## OBJECTIVE
Search the records for the word "portfolia" and pick out every line that has it.

_ _ _

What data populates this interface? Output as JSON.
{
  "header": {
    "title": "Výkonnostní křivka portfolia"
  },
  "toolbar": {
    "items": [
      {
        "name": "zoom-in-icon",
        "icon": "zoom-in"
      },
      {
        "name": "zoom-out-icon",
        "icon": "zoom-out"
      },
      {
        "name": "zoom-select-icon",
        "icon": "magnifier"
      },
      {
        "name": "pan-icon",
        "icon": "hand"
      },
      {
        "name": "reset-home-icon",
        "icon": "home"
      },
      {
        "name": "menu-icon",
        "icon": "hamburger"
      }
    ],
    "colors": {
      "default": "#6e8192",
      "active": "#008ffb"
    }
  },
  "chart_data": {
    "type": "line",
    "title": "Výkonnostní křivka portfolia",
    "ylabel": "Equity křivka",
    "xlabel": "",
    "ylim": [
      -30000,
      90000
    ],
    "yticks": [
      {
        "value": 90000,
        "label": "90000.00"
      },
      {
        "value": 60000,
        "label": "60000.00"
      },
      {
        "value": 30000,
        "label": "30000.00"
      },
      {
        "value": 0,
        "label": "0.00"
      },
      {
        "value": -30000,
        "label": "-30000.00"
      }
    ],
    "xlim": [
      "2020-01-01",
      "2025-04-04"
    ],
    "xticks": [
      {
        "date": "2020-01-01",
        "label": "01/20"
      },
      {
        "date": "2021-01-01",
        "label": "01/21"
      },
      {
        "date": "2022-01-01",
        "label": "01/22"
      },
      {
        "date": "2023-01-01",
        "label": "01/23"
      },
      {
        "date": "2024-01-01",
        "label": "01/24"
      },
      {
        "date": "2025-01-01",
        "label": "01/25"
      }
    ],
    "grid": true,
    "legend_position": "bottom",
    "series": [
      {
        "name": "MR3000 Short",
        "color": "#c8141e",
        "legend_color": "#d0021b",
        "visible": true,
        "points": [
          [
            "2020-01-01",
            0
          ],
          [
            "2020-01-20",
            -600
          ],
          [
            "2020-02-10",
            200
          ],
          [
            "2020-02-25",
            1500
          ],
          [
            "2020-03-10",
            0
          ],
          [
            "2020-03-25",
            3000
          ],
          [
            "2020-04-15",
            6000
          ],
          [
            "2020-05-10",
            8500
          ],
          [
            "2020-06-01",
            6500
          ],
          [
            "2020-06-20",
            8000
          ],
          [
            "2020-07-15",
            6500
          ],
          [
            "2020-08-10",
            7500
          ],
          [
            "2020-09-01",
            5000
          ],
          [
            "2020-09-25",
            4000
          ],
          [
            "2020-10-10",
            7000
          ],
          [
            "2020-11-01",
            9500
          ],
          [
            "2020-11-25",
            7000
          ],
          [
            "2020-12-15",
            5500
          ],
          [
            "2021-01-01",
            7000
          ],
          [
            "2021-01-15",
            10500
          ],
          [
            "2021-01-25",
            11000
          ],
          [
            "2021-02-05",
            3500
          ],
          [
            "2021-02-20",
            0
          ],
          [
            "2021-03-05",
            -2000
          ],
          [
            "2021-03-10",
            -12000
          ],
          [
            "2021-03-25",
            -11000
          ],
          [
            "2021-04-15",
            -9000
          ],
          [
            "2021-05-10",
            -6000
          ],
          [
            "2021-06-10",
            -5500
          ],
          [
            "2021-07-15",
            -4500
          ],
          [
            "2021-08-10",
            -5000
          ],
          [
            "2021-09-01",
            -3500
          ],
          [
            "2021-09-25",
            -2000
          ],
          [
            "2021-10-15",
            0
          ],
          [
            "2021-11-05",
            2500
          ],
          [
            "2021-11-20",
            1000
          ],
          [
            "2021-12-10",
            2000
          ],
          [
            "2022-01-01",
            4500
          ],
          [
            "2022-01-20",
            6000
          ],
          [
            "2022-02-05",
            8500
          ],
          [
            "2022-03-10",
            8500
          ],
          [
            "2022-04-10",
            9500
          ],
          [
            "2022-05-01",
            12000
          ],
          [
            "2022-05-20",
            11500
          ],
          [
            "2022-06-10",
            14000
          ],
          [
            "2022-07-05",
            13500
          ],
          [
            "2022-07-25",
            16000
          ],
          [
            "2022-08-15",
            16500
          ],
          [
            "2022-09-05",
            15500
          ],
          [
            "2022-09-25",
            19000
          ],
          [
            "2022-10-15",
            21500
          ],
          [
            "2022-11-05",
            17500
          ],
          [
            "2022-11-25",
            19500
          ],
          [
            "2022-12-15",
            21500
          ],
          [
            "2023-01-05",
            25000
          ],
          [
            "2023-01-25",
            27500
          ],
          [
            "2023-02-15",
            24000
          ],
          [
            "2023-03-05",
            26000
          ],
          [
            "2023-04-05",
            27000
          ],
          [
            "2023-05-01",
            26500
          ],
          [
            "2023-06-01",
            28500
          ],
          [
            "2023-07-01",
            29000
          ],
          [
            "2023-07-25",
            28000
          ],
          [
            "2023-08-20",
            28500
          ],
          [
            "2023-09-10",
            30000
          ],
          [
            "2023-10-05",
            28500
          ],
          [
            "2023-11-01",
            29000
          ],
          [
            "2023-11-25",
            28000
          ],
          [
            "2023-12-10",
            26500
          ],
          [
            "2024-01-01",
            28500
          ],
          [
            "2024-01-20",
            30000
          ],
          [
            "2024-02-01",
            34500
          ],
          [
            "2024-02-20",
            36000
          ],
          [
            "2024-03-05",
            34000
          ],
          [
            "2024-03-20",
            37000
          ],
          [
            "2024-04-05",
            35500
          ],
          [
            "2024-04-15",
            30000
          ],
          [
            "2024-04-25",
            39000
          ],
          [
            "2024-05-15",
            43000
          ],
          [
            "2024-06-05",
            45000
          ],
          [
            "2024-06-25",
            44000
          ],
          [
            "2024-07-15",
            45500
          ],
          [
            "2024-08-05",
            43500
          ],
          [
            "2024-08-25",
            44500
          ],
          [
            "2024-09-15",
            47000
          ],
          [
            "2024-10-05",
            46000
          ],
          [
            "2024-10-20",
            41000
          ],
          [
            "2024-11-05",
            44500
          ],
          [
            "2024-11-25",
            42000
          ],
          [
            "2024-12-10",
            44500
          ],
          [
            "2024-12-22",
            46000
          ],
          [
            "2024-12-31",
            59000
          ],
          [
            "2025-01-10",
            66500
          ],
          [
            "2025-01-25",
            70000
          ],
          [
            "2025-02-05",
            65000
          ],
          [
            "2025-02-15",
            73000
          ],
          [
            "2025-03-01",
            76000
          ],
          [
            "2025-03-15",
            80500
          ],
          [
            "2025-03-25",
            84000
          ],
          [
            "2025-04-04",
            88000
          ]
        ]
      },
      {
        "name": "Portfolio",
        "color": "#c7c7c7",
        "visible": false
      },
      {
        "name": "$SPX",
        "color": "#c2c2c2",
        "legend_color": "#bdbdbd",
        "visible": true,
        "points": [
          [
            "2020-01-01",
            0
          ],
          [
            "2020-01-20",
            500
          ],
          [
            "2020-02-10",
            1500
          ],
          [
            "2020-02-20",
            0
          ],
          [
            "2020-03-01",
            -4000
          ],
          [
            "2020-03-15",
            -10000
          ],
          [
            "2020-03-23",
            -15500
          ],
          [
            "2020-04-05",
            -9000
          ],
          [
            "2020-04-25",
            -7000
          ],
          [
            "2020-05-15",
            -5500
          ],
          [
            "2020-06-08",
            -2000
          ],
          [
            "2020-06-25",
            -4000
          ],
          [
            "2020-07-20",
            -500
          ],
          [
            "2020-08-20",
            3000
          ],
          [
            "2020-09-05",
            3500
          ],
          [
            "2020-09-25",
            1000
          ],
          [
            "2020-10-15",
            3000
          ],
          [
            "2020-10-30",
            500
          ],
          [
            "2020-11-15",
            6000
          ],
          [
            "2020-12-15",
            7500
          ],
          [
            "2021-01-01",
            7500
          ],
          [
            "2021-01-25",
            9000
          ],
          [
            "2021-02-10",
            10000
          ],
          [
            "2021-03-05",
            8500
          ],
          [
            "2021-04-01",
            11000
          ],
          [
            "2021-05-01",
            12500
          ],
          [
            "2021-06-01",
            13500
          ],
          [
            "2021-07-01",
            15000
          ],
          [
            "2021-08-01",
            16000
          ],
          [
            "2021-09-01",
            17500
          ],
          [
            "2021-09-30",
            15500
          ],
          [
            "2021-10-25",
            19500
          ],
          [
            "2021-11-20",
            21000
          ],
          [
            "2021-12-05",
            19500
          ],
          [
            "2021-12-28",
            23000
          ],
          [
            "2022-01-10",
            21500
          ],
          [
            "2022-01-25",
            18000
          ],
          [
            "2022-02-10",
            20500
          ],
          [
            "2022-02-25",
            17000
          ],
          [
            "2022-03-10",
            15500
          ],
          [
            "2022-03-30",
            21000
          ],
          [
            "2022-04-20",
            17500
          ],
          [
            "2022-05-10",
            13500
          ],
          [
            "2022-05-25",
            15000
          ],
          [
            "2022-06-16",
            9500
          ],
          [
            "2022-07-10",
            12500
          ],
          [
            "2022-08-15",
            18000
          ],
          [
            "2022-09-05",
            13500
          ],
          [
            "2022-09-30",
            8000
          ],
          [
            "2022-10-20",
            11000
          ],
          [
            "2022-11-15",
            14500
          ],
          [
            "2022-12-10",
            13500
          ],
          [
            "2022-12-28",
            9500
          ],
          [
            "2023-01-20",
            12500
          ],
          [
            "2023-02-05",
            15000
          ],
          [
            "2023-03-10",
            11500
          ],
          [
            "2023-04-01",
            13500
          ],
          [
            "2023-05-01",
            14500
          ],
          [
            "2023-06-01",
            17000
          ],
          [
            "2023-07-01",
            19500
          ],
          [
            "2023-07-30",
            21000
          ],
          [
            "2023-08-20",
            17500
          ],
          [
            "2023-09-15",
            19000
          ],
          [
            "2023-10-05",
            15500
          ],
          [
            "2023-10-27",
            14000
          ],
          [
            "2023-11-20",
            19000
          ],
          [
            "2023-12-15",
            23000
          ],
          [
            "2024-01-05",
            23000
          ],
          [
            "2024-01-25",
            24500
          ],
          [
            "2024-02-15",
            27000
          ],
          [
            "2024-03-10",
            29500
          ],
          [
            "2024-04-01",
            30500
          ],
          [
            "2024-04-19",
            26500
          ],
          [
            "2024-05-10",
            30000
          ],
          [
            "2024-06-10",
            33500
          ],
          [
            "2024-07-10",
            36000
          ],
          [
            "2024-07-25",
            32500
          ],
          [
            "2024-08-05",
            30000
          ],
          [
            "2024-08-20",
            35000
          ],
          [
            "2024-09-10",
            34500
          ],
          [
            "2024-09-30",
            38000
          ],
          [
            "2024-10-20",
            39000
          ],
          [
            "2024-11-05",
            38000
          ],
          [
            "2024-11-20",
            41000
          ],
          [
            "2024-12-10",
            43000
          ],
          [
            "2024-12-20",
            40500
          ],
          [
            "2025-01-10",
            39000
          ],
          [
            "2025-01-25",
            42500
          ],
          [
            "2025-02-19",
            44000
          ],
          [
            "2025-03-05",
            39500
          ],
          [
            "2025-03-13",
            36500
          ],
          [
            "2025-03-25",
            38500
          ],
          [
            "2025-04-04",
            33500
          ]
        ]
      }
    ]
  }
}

_ _ _

## RESPONSE TO THIS EXERCISE
    "title": "Výkonnostní křivka portfolia"
    "title": "Výkonnostní křivka portfolia",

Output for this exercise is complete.